(Information given)
▬▬▬

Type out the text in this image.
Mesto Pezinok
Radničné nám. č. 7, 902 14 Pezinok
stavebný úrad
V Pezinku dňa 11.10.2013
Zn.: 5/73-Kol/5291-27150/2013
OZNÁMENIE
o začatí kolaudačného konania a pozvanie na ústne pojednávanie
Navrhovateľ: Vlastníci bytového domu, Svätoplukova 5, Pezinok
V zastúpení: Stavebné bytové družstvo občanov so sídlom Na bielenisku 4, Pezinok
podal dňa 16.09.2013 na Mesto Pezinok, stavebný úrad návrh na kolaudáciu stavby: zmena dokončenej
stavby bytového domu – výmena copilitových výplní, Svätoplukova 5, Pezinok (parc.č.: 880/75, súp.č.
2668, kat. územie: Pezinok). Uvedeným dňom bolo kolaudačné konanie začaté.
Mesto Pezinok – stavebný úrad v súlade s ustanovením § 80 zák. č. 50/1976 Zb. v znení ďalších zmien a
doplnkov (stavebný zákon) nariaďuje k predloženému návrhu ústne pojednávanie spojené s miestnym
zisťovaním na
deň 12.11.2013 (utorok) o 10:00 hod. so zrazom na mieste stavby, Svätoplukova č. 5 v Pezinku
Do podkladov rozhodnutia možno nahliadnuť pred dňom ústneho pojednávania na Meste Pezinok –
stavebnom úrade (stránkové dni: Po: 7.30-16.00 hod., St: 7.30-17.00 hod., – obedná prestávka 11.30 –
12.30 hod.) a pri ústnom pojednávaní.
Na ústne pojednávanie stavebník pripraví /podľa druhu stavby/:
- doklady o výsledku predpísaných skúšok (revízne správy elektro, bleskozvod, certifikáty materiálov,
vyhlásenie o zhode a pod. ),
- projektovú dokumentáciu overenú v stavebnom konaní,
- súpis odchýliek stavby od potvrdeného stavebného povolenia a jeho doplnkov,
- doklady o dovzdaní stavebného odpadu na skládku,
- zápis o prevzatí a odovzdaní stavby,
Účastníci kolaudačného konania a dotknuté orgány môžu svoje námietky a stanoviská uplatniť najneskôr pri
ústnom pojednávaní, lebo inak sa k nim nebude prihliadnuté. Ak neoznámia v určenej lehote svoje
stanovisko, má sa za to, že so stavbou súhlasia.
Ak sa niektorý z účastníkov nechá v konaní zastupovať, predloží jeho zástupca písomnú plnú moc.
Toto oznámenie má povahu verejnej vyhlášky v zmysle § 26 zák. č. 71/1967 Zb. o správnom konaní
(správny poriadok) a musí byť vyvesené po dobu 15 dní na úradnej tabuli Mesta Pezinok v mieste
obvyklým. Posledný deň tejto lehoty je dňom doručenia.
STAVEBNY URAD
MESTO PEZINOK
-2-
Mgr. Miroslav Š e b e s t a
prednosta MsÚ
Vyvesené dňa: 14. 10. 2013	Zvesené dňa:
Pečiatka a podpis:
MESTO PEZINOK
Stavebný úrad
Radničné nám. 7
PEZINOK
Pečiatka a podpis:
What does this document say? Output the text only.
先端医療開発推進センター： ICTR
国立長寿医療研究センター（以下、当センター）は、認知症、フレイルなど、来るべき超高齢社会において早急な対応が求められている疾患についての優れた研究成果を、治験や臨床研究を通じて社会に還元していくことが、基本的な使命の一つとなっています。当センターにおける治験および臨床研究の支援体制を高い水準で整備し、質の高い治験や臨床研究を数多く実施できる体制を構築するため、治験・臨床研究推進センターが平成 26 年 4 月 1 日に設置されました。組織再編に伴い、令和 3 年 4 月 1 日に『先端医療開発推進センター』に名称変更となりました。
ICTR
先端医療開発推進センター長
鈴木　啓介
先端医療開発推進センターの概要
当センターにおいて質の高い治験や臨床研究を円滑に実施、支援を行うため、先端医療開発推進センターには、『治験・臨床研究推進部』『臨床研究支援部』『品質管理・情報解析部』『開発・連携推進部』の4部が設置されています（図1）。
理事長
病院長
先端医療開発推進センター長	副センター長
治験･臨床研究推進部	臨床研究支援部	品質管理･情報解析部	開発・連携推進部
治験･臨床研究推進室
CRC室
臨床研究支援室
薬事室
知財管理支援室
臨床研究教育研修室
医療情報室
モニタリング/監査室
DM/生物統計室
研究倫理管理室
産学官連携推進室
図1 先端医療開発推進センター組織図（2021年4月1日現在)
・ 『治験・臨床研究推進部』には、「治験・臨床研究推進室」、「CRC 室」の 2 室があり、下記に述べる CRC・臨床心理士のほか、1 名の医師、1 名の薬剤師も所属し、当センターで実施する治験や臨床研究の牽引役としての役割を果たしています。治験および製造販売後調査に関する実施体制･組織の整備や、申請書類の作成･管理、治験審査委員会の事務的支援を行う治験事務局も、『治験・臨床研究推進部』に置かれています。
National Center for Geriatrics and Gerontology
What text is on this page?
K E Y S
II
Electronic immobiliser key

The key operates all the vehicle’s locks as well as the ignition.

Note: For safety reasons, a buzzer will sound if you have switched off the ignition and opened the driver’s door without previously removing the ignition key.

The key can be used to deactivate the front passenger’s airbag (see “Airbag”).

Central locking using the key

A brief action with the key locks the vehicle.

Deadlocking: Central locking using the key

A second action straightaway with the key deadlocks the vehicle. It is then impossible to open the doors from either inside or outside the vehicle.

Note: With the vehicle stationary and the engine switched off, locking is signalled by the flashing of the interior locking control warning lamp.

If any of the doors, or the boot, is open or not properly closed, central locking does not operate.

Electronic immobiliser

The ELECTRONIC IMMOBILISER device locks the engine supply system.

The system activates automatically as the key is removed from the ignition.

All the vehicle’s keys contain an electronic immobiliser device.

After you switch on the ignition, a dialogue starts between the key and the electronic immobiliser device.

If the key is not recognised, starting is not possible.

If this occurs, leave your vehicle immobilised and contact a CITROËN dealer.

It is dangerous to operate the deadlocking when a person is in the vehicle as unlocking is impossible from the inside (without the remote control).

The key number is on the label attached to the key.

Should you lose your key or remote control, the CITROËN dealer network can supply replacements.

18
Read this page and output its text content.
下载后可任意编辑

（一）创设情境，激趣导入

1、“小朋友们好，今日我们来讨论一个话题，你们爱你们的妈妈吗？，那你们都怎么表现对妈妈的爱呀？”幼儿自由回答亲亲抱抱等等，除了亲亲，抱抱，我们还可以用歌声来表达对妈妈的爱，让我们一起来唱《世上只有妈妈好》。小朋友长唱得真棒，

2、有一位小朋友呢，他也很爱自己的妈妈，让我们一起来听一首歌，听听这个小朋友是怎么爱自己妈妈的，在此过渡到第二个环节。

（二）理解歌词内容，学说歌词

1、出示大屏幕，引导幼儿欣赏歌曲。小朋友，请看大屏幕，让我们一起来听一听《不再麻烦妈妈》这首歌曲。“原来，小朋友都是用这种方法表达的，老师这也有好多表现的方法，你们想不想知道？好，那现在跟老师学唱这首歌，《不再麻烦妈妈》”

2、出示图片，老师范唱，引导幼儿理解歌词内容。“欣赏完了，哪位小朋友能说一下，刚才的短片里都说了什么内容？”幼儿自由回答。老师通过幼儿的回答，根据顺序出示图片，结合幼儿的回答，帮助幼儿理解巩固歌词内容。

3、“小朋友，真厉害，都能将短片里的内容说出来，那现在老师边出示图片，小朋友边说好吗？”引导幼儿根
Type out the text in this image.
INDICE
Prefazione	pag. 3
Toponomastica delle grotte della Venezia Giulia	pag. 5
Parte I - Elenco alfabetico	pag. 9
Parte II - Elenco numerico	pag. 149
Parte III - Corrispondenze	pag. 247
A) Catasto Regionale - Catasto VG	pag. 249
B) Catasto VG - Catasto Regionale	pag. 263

▬▬▬

Retype the entries one by one, exactly.

(Complete answer)
Type out the text in this image.
Mesto Pezinok
Radničné nám. č. 7, 902 14 Pezinok
stavebný úrad
V Pezinku dňa 11.10.2013
Zn.: 5/73-Kol/5291-27150/2013
OZNÁMENIE
o začatí kolaudačného konania a pozvanie na ústne pojednávanie
Navrhovateľ: Vlastníci bytového domu, Svätoplukova 5, Pezinok
V zastúpení: Stavebné bytové družstvo občanov so sídlom Na bielenisku 4, Pezinok
podal dňa 16.09.2013 na Mesto Pezinok, stavebný úrad návrh na kolaudáciu stavby: zmena dokončenej
stavby bytového domu – výmena copilitových výplní, Svätoplukova 5, Pezinok (parc.č.: 880/75, súp.č.
2668, kat. územie: Pezinok). Uvedeným dňom bolo kolaudačné konanie začaté.
Mesto Pezinok – stavebný úrad v súlade s ustanovením § 80 zák. č. 50/1976 Zb. v znení ďalších zmien a
doplnkov (stavebný zákon) nariaďuje k predloženému návrhu ústne pojednávanie spojené s miestnym
zisťovaním na
deň 12.11.2013 (utorok) o 10:00 hod. so zrazom na mieste stavby, Svätoplukova č. 5 v Pezinku
Do podkladov rozhodnutia možno nahliadnuť pred dňom ústneho pojednávania na Meste Pezinok –
stavebnom úrade (stránkové dni: Po: 7.30-16.00 hod., St: 7.30-17.00 hod., – obedná prestávka 11.30 –
12.30 hod.) a pri ústnom pojednávaní.
Na ústne pojednávanie stavebník pripraví /podľa druhu stavby/:
- doklady o výsledku predpísaných skúšok (revízne správy elektro, bleskozvod, certifikáty materiálov,
vyhlásenie o zhode a pod. ),
- projektovú dokumentáciu overenú v stavebnom konaní,
- súpis odchýliek stavby od potvrdeného stavebného povolenia a jeho doplnkov,
- doklady o dovzdaní stavebného odpadu na skládku,
- zápis o prevzatí a odovzdaní stavby,
Účastníci kolaudačného konania a dotknuté orgány môžu svoje námietky a stanoviská uplatniť najneskôr pri
ústnom pojednávaní, lebo inak sa k nim nebude prihliadnuté. Ak neoznámia v určenej lehote svoje
stanovisko, má sa za to, že so stavbou súhlasia.
Ak sa niektorý z účastníkov nechá v konaní zastupovať, predloží jeho zástupca písomnú plnú moc.
Toto oznámenie má povahu verejnej vyhlášky v zmysle § 26 zák. č. 71/1967 Zb. o správnom konaní
(správny poriadok) a musí byť vyvesené po dobu 15 dní na úradnej tabuli Mesta Pezinok v mieste
obvyklým. Posledný deň tejto lehoty je dňom doručenia.
STAVEBNY URAD
MESTO PEZINOK
-2-
Mgr. Miroslav Š e b e s t a
prednosta MsÚ
Vyvesené dňa: 14. 10. 2013	Zvesené dňa:
Pečiatka a podpis:
MESTO PEZINOK
Stavebný úrad
Radničné nám. 7
PEZINOK
Pečiatka a podpis:
What does this document say? Output the text only.
先端医療開発推進センター： ICTR
国立長寿医療研究センター（以下、当センター）は、認知症、フレイルなど、来るべき超高齢社会において早急な対応が求められている疾患についての優れた研究成果を、治験や臨床研究を通じて社会に還元していくことが、基本的な使命の一つとなっています。当センターにおける治験および臨床研究の支援体制を高い水準で整備し、質の高い治験や臨床研究を数多く実施できる体制を構築するため、治験・臨床研究推進センターが平成 26 年 4 月 1 日に設置されました。組織再編に伴い、令和 3 年 4 月 1 日に『先端医療開発推進センター』に名称変更となりました。
ICTR
先端医療開発推進センター長
鈴木　啓介
先端医療開発推進センターの概要
当センターにおいて質の高い治験や臨床研究を円滑に実施、支援を行うため、先端医療開発推進センターには、『治験・臨床研究推進部』『臨床研究支援部』『品質管理・情報解析部』『開発・連携推進部』の4部が設置されています（図1）。
理事長
病院長
先端医療開発推進センター長	副センター長
治験･臨床研究推進部	臨床研究支援部	品質管理･情報解析部	開発・連携推進部
治験･臨床研究推進室
CRC室
臨床研究支援室
薬事室
知財管理支援室
臨床研究教育研修室
医療情報室
モニタリング/監査室
DM/生物統計室
研究倫理管理室
産学官連携推進室
図1 先端医療開発推進センター組織図（2021年4月1日現在)
・ 『治験・臨床研究推進部』には、「治験・臨床研究推進室」、「CRC 室」の 2 室があり、下記に述べる CRC・臨床心理士のほか、1 名の医師、1 名の薬剤師も所属し、当センターで実施する治験や臨床研究の牽引役としての役割を果たしています。治験および製造販売後調査に関する実施体制･組織の整備や、申請書類の作成･管理、治験審査委員会の事務的支援を行う治験事務局も、『治験・臨床研究推進部』に置かれています。
National Center for Geriatrics and Gerontology
What text is on this page?
K E Y S
II
Electronic immobiliser key

The key operates all the vehicle’s locks as well as the ignition.

Note: For safety reasons, a buzzer will sound if you have switched off the ignition and opened the driver’s door without previously removing the ignition key.

The key can be used to deactivate the front passenger’s airbag (see “Airbag”).

Central locking using the key

A brief action with the key locks the vehicle.

Deadlocking: Central locking using the key

A second action straightaway with the key deadlocks the vehicle. It is then impossible to open the doors from either inside or outside the vehicle.

Note: With the vehicle stationary and the engine switched off, locking is signalled by the flashing of the interior locking control warning lamp.

If any of the doors, or the boot, is open or not properly closed, central locking does not operate.

Electronic immobiliser

The ELECTRONIC IMMOBILISER device locks the engine supply system.

The system activates automatically as the key is removed from the ignition.

All the vehicle’s keys contain an electronic immobiliser device.

After you switch on the ignition, a dialogue starts between the key and the electronic immobiliser device.

If the key is not recognised, starting is not possible.

If this occurs, leave your vehicle immobilised and contact a CITROËN dealer.

It is dangerous to operate the deadlocking when a person is in the vehicle as unlocking is impossible from the inside (without the remote control).

The key number is on the label attached to the key.

Should you lose your key or remote control, the CITROËN dealer network can supply replacements.

18
Read this page and output its text content.
下载后可任意编辑

（一）创设情境，激趣导入

1、“小朋友们好，今日我们来讨论一个话题，你们爱你们的妈妈吗？，那你们都怎么表现对妈妈的爱呀？”幼儿自由回答亲亲抱抱等等，除了亲亲，抱抱，我们还可以用歌声来表达对妈妈的爱，让我们一起来唱《世上只有妈妈好》。小朋友长唱得真棒，

2、有一位小朋友呢，他也很爱自己的妈妈，让我们一起来听一首歌，听听这个小朋友是怎么爱自己妈妈的，在此过渡到第二个环节。

（二）理解歌词内容，学说歌词

1、出示大屏幕，引导幼儿欣赏歌曲。小朋友，请看大屏幕，让我们一起来听一听《不再麻烦妈妈》这首歌曲。“原来，小朋友都是用这种方法表达的，老师这也有好多表现的方法，你们想不想知道？好，那现在跟老师学唱这首歌，《不再麻烦妈妈》”

2、出示图片，老师范唱，引导幼儿理解歌词内容。“欣赏完了，哪位小朋友能说一下，刚才的短片里都说了什么内容？”幼儿自由回答。老师通过幼儿的回答，根据顺序出示图片，结合幼儿的回答，帮助幼儿理解巩固歌词内容。

3、“小朋友，真厉害，都能将短片里的内容说出来，那现在老师边出示图片，小朋友边说好吗？”引导幼儿根
Type out the text in this image.
INDICE
Prefazione	pag. 3
Toponomastica delle grotte della Venezia Giulia	pag. 5
Parte I - Elenco alfabetico	pag. 9
Parte II - Elenco numerico	pag. 149
Parte III - Corrispondenze	pag. 247
A) Catasto Regionale - Catasto VG	pag. 249
B) Catasto VG - Catasto Regionale	pag. 263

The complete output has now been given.